- Exercise goal -
Find each line with the word "plaie" and copy it.

- Data section -
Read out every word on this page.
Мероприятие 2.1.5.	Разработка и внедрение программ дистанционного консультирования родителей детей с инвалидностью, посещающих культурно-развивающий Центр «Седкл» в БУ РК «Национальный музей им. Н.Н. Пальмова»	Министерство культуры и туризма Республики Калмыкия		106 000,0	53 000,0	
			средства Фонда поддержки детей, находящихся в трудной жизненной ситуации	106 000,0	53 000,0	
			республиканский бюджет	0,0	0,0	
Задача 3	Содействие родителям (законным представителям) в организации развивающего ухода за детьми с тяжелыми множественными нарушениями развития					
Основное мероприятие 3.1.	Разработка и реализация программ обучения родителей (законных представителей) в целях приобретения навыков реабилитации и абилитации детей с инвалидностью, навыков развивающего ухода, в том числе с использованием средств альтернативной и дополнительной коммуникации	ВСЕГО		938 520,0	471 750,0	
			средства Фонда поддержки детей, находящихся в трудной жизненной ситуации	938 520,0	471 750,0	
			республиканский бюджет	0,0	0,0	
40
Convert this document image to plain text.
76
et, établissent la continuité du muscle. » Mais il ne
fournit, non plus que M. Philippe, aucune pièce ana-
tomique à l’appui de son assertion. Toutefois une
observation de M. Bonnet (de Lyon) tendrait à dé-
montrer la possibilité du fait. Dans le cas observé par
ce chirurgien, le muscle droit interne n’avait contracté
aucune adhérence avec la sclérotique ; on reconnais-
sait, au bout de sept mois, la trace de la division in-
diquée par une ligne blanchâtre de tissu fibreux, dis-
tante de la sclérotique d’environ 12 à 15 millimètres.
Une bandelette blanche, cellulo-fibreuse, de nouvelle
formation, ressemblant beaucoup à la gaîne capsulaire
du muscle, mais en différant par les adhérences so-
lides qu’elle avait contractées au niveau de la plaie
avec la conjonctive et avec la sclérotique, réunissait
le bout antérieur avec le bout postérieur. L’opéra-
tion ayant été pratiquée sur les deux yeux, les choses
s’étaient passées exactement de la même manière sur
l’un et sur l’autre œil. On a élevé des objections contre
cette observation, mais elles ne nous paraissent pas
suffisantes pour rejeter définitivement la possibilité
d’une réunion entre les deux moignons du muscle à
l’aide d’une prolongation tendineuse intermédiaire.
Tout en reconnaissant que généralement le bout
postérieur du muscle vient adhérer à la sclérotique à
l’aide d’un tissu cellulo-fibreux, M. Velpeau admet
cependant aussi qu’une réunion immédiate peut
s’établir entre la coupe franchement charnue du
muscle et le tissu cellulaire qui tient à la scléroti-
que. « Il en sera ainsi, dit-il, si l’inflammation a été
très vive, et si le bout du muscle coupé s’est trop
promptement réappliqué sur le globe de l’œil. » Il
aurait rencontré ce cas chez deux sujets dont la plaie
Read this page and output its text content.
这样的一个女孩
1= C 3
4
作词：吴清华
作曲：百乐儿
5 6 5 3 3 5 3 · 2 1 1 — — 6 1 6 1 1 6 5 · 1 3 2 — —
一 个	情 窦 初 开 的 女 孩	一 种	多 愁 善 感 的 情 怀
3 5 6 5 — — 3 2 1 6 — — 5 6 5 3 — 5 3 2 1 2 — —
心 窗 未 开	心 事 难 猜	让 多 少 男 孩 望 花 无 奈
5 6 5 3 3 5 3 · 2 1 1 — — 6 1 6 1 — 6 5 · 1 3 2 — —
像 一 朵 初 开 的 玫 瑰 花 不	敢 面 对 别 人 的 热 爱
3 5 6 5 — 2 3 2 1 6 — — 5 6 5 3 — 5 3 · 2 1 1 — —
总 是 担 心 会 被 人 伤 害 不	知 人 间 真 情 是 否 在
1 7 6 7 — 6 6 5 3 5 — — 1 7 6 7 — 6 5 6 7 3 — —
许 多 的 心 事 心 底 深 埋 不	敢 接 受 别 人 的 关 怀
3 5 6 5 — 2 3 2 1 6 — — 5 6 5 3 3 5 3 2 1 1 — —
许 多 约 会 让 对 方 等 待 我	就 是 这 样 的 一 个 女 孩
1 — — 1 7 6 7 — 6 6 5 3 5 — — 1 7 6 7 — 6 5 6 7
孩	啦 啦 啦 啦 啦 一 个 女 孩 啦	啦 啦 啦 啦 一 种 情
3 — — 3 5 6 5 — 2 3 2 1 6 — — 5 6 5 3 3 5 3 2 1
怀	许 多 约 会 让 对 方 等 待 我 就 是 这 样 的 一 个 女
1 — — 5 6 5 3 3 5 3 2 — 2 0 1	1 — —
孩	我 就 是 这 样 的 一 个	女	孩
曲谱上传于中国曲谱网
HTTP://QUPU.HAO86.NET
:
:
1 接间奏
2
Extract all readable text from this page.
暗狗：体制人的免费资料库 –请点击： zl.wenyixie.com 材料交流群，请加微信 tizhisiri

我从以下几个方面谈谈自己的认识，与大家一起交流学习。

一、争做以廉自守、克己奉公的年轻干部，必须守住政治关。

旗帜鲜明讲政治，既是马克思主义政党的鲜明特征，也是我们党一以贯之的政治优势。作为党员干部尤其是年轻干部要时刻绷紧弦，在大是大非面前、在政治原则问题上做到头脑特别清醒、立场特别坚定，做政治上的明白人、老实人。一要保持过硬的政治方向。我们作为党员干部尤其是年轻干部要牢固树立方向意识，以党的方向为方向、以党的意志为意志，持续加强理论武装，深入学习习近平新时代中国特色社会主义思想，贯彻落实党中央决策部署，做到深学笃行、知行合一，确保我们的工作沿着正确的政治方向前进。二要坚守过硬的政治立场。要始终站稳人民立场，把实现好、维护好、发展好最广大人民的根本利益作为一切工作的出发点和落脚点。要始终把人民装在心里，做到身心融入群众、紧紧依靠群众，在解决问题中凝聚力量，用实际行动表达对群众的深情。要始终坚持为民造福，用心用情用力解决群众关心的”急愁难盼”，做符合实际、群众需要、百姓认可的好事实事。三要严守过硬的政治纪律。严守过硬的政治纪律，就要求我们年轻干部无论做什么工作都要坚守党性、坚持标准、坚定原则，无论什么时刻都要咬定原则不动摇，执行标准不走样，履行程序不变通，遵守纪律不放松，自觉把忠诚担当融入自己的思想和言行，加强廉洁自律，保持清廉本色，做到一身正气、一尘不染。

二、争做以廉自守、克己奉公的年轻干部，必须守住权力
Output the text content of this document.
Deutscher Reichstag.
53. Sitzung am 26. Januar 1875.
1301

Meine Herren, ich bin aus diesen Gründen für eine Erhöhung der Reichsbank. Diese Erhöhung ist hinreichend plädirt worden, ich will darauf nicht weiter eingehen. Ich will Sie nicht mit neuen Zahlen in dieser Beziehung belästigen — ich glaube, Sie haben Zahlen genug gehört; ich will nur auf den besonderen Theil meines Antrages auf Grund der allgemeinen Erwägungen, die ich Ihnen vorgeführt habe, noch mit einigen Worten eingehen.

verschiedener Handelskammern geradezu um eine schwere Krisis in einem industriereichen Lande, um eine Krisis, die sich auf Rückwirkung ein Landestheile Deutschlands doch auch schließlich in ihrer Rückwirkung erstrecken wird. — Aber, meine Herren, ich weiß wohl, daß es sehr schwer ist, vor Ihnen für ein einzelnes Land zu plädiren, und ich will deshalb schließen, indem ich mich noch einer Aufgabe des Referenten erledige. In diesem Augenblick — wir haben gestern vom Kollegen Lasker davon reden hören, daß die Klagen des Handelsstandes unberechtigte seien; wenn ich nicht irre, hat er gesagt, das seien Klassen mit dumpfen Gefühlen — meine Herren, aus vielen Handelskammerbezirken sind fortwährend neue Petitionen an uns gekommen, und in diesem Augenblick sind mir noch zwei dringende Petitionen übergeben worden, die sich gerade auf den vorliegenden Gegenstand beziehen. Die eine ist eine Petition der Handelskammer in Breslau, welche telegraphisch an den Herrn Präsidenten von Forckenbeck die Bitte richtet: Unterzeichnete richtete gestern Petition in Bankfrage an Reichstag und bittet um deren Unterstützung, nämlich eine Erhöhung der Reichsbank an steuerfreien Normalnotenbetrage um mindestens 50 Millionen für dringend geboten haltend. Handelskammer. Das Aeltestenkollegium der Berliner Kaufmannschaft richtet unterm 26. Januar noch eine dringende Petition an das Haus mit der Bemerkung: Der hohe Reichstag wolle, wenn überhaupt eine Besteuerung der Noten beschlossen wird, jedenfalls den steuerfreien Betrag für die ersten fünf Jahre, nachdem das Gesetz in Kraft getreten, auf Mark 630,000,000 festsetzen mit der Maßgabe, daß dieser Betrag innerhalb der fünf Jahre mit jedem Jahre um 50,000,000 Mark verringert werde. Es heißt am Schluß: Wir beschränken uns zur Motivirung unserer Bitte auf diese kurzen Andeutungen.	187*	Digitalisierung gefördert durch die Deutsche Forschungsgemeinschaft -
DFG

- Written solution -
lides qu’elle avait contractées au niveau de la plaie
aurait rencontré ce cas chez deux sujets dont la plaie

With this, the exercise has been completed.